# [Listed entries]
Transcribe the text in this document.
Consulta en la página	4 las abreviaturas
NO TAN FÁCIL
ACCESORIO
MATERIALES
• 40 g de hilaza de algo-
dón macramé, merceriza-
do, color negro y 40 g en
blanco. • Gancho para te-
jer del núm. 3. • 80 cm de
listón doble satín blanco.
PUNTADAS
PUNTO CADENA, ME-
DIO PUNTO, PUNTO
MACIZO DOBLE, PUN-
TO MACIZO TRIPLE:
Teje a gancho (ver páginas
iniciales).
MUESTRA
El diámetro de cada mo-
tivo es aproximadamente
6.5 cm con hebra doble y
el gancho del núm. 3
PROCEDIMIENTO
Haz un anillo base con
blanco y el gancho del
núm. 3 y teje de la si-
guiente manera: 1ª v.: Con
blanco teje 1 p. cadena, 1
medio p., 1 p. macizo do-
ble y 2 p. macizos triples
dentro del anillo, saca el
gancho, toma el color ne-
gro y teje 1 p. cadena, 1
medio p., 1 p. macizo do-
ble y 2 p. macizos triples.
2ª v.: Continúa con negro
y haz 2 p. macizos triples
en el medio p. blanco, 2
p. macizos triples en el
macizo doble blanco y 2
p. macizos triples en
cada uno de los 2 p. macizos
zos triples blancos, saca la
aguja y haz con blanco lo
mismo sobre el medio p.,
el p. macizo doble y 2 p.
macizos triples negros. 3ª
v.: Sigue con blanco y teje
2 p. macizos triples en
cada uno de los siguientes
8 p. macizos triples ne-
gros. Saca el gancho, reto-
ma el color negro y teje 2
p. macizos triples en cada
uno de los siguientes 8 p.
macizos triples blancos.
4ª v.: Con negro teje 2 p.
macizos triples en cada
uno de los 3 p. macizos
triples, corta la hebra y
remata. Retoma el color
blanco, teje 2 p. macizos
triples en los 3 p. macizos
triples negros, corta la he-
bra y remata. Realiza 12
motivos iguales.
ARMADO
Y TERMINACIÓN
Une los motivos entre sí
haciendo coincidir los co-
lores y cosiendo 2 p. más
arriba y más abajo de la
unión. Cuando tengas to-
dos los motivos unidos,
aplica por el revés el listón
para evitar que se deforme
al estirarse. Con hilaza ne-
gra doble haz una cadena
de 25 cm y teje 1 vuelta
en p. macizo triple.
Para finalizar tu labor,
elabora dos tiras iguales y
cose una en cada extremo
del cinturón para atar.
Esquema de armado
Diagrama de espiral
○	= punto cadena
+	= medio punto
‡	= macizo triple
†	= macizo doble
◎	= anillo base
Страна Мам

# [Problem statement]
Reproduce the entries above in full by retyping them exactly.

# [Worked solution]
Transcribe the text in this document.
Consulta en la página	4 las abreviaturas
NO TAN FÁCIL
ACCESORIO
MATERIALES
• 40 g de hilaza de algo-
dón macramé, merceriza-
do, color negro y 40 g en
blanco. • Gancho para te-
jer del núm. 3. • 80 cm de
listón doble satín blanco.
PUNTADAS
PUNTO CADENA, ME-
DIO PUNTO, PUNTO
MACIZO DOBLE, PUN-
TO MACIZO TRIPLE:
Teje a gancho (ver páginas
iniciales).
MUESTRA
El diámetro de cada mo-
tivo es aproximadamente
6.5 cm con hebra doble y
el gancho del núm. 3
PROCEDIMIENTO
Haz un anillo base con
blanco y el gancho del
núm. 3 y teje de la si-
guiente manera: 1ª v.: Con
blanco teje 1 p. cadena, 1
medio p., 1 p. macizo do-
ble y 2 p. macizos triples
dentro del anillo, saca el
gancho, toma el color ne-
gro y teje 1 p. cadena, 1
medio p., 1 p. macizo do-
ble y 2 p. macizos triples.
2ª v.: Continúa con negro
y haz 2 p. macizos triples
en el medio p. blanco, 2
p. macizos triples en el
macizo doble blanco y 2
p. macizos triples en
cada uno de los 2 p. macizos
zos triples blancos, saca la
aguja y haz con blanco lo
mismo sobre el medio p.,
el p. macizo doble y 2 p.
macizos triples negros. 3ª
v.: Sigue con blanco y teje
2 p. macizos triples en
cada uno de los siguientes
8 p. macizos triples ne-
gros. Saca el gancho, reto-
ma el color negro y teje 2
p. macizos triples en cada
uno de los siguientes 8 p.
macizos triples blancos.
4ª v.: Con negro teje 2 p.
macizos triples en cada
uno de los 3 p. macizos
triples, corta la hebra y
remata. Retoma el color
blanco, teje 2 p. macizos
triples en los 3 p. macizos
triples negros, corta la he-
bra y remata. Realiza 12
motivos iguales.
ARMADO
Y TERMINACIÓN
Une los motivos entre sí
haciendo coincidir los co-
lores y cosiendo 2 p. más
arriba y más abajo de la
unión. Cuando tengas to-
dos los motivos unidos,
aplica por el revés el listón
para evitar que se deforme
al estirarse. Con hilaza ne-
gra doble haz una cadena
de 25 cm y teje 1 vuelta
en p. macizo triple.
Para finalizar tu labor,
elabora dos tiras iguales y
cose una en cada extremo
del cinturón para atar.
Esquema de armado
Diagrama de espiral
○	= punto cadena
+	= medio punto
‡	= macizo triple
†	= macizo doble
◎	= anillo base
Страна Мам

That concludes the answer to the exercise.